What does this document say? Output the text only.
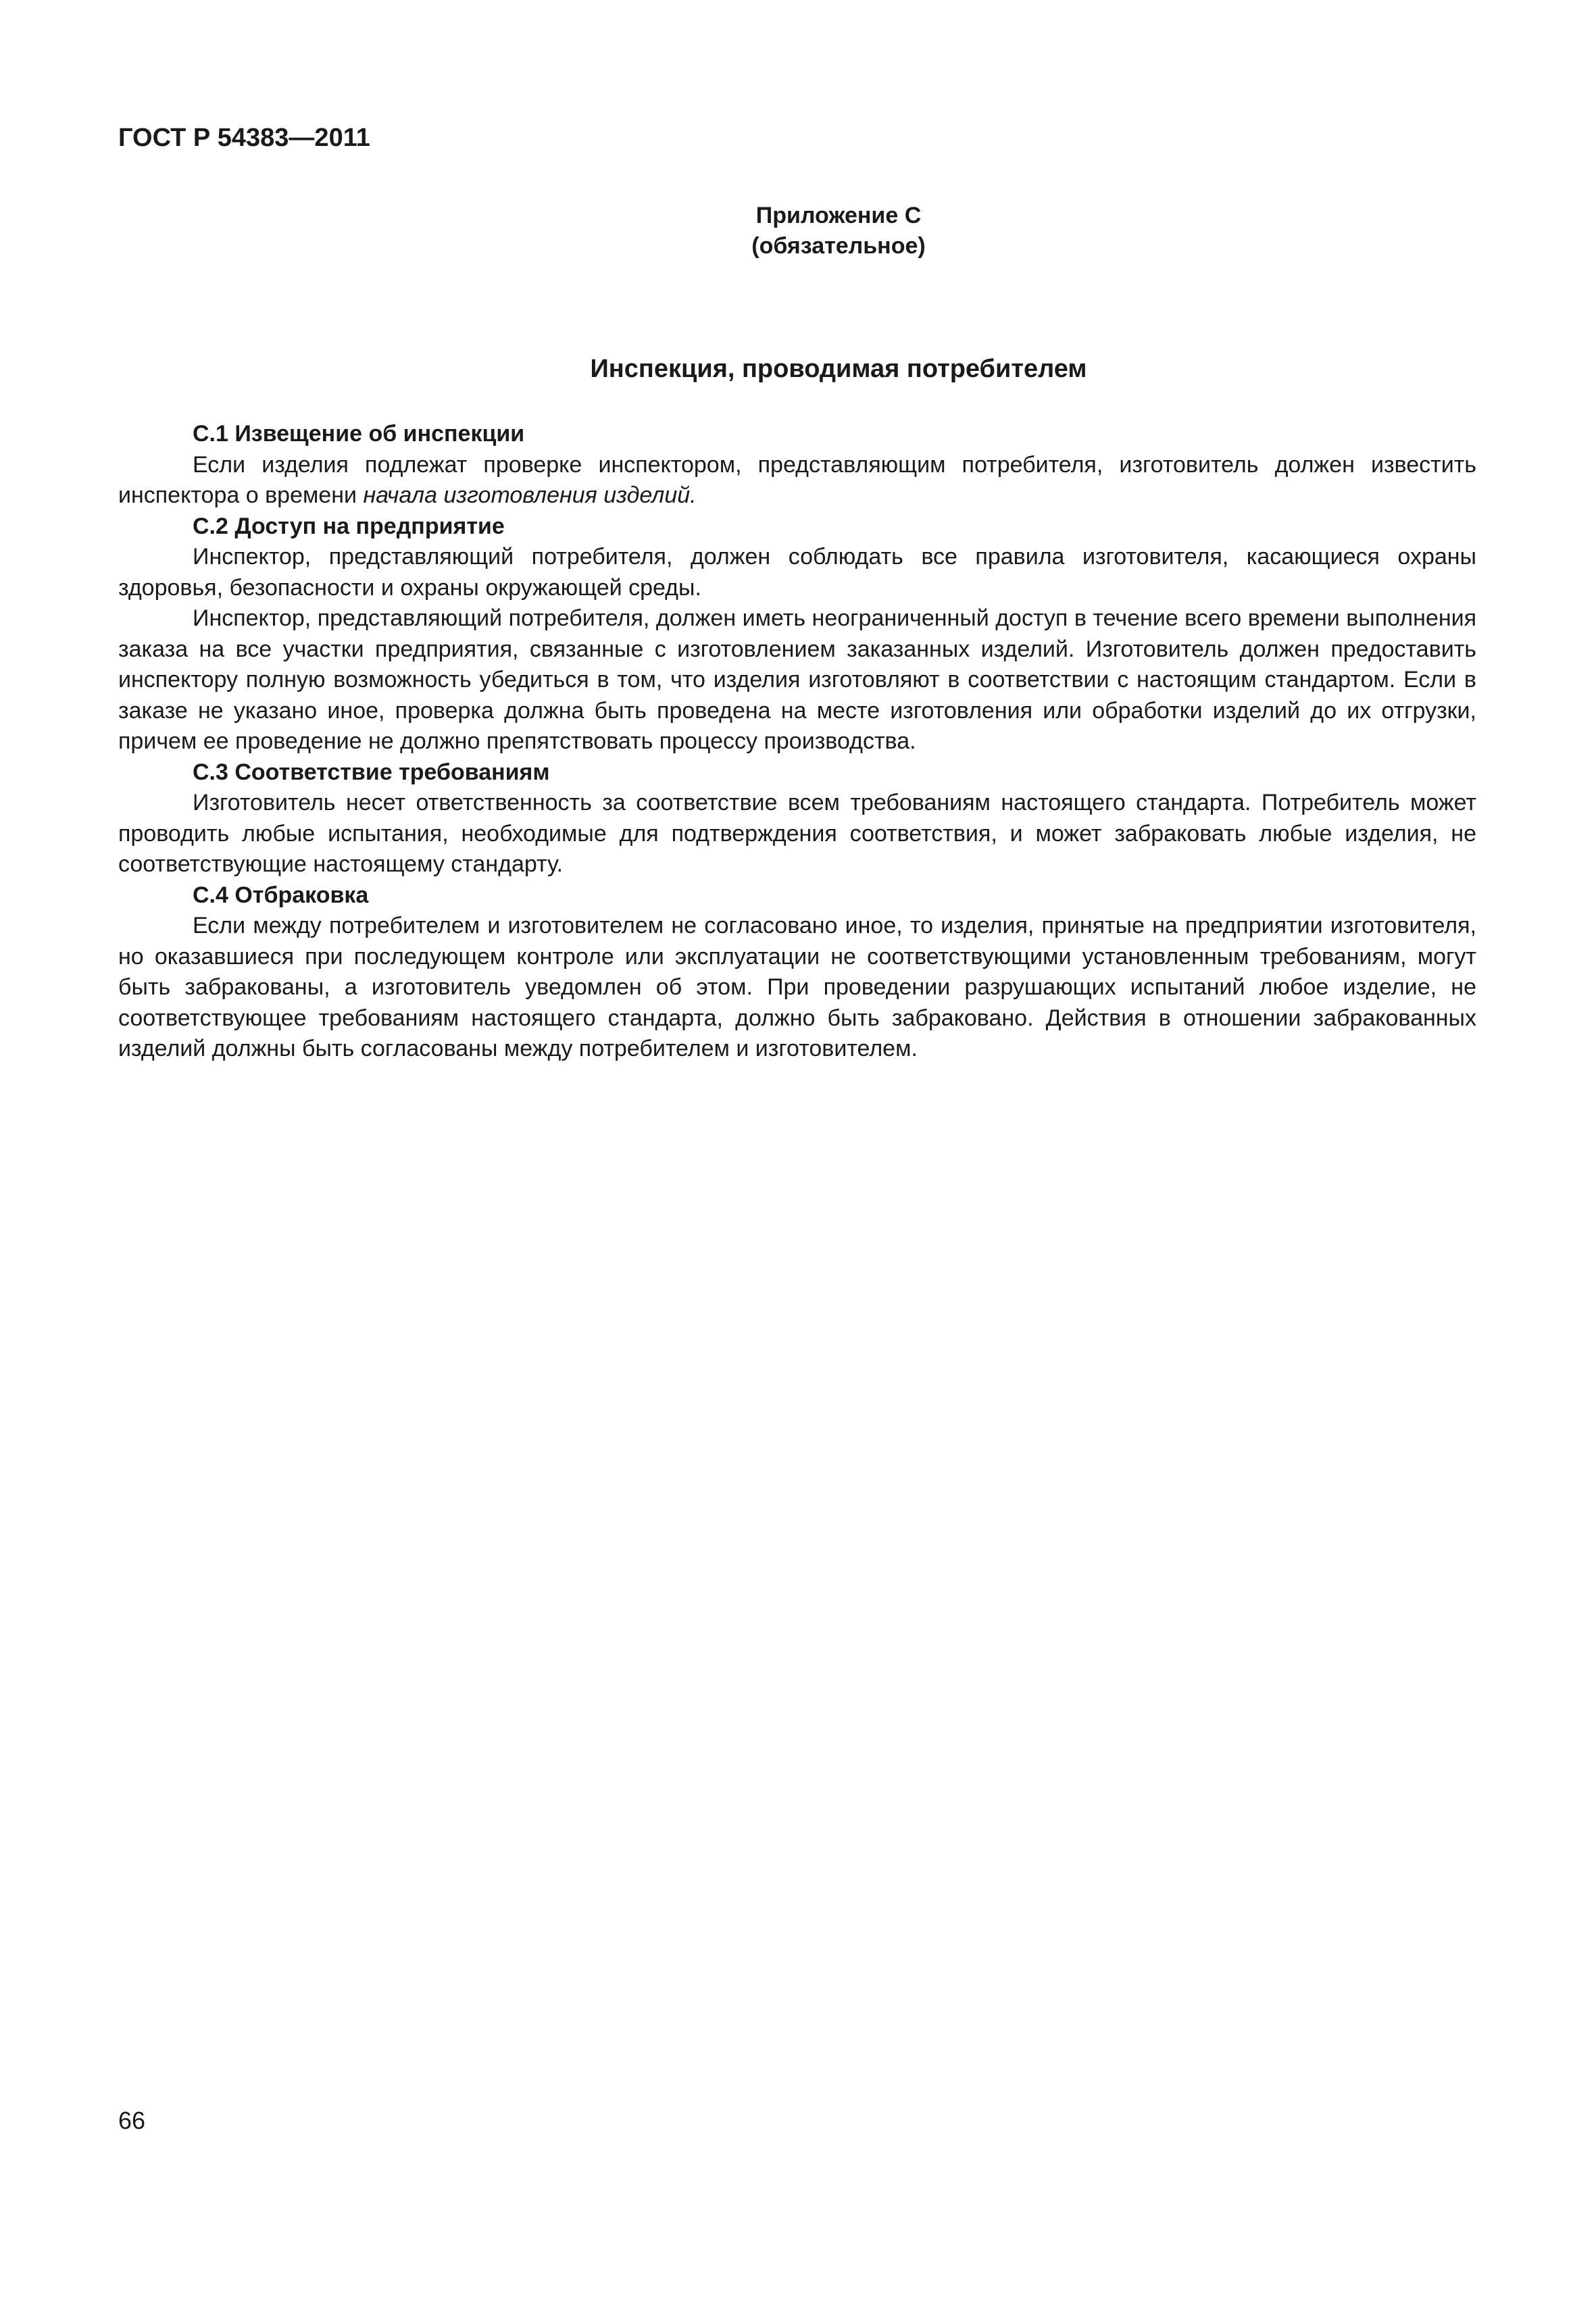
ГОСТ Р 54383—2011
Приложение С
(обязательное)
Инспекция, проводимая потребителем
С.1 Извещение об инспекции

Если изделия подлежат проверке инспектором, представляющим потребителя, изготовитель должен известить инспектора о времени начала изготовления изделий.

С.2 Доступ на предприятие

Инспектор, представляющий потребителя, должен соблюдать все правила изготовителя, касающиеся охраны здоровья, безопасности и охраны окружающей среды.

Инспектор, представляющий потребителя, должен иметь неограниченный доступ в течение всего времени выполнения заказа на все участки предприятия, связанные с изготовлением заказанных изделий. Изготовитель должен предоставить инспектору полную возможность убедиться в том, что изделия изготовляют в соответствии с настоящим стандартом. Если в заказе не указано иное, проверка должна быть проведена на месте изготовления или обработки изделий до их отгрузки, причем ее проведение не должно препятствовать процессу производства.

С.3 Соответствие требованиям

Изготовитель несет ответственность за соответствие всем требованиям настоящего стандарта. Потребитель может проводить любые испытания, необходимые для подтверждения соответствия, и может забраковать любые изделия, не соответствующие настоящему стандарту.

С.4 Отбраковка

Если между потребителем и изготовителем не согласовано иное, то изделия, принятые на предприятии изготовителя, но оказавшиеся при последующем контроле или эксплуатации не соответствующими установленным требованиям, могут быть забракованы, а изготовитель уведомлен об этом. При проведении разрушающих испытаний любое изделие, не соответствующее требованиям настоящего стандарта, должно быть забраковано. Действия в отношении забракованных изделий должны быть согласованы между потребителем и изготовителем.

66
· · ·
PROBLEM TO SOLVE:
Using the listing above, show each line holding the string "настоящего".

FINAL RESULT:
Изготовитель несет ответственность за соответствие всем требованиям настоящего стандарта. Потребитель может проводить любые испытания, необходимые для подтверждения соответствия, и может забраковать любые изделия, не соответствующие настоящему стандарту.
Если между потребителем и изготовителем не согласовано иное, то изделия, принятые на предприятии изготовителя, но оказавшиеся при последующем контроле или эксплуатации не соответствующими установленным требованиям, могут быть забракованы, а изготовитель уведомлен об этом. При проведении разрушающих испытаний любое изделие, не соответствующее требованиям настоящего стандарта, должно быть забраковано. Действия в отношении забракованных изделий должны быть согласованы между потребителем и изготовителем.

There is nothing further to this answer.